### [PROBLEM REQUIREMENTS]
Report how many lines contain "color"; state the number and nothing else.

>> Start ENTRIES PROVIDED

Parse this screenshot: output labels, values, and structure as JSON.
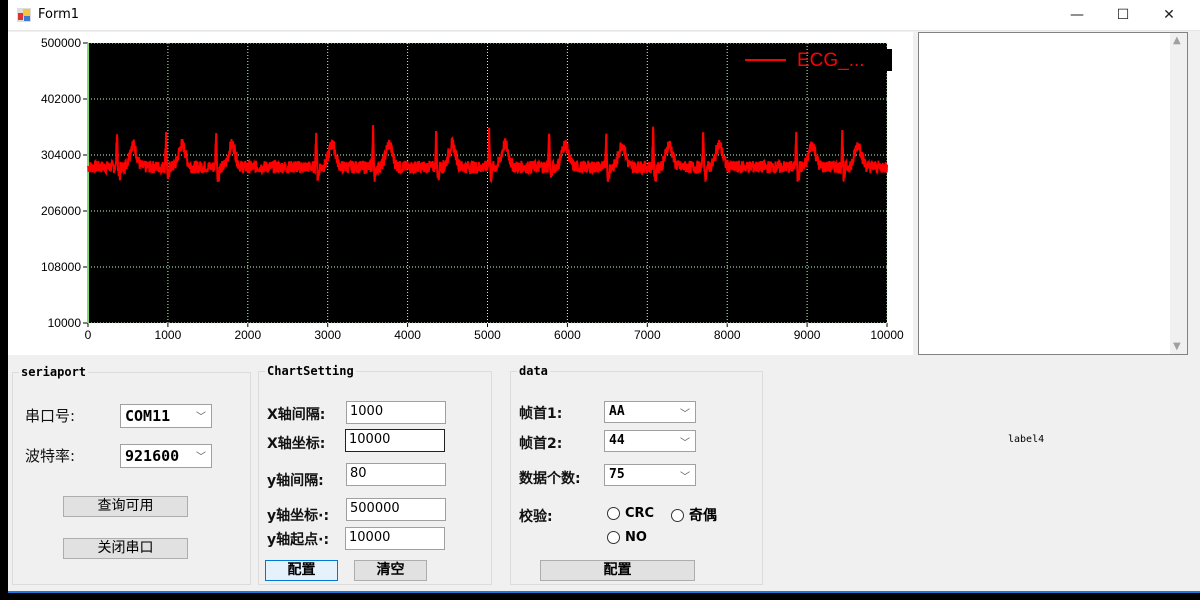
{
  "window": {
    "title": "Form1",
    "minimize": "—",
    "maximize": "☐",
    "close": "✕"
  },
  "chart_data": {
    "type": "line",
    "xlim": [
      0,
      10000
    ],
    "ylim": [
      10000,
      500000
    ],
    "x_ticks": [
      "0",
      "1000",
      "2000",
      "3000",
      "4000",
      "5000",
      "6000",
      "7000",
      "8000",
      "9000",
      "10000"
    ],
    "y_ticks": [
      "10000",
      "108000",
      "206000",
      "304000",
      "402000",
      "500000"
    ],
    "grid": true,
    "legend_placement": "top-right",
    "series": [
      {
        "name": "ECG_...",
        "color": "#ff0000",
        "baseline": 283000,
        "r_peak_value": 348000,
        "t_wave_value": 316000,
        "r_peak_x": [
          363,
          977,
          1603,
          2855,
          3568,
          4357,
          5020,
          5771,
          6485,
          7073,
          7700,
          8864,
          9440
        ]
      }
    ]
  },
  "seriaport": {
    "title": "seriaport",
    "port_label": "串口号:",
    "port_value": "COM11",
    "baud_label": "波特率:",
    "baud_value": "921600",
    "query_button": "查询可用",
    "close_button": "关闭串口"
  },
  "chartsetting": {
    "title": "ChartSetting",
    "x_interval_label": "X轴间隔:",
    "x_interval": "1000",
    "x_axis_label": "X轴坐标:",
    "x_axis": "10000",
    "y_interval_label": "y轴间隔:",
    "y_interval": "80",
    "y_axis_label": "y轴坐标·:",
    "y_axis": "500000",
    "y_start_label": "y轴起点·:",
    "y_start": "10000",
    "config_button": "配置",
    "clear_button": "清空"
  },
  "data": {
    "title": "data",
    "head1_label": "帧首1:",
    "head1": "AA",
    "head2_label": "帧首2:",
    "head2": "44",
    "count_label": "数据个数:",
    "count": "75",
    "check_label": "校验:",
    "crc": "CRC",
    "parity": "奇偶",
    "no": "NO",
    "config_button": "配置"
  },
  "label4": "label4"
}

>> End ENTRIES PROVIDED
>> Start ENTRIES PROVIDED

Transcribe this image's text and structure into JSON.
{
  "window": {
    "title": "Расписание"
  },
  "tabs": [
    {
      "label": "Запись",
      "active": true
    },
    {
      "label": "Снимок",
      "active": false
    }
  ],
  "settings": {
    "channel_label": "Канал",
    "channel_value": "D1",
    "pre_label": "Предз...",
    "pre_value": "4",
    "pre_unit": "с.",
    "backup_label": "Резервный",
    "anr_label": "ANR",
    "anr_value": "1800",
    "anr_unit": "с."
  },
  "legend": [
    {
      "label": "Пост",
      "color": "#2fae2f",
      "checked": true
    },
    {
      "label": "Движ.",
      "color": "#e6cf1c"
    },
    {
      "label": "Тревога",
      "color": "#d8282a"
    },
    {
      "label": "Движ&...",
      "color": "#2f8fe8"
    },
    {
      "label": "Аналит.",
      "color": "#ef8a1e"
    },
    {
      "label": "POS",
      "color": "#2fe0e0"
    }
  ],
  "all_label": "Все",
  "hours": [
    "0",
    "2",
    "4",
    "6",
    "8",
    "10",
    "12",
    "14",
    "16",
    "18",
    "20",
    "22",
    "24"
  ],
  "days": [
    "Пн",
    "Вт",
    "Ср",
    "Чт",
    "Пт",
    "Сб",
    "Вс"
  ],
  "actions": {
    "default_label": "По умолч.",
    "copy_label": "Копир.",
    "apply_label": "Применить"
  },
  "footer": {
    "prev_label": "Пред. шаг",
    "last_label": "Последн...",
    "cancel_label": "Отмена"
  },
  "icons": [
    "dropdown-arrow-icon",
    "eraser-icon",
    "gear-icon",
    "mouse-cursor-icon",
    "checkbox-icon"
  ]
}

>> End ENTRIES PROVIDED

### [ANSWER FOR THE TASK]
7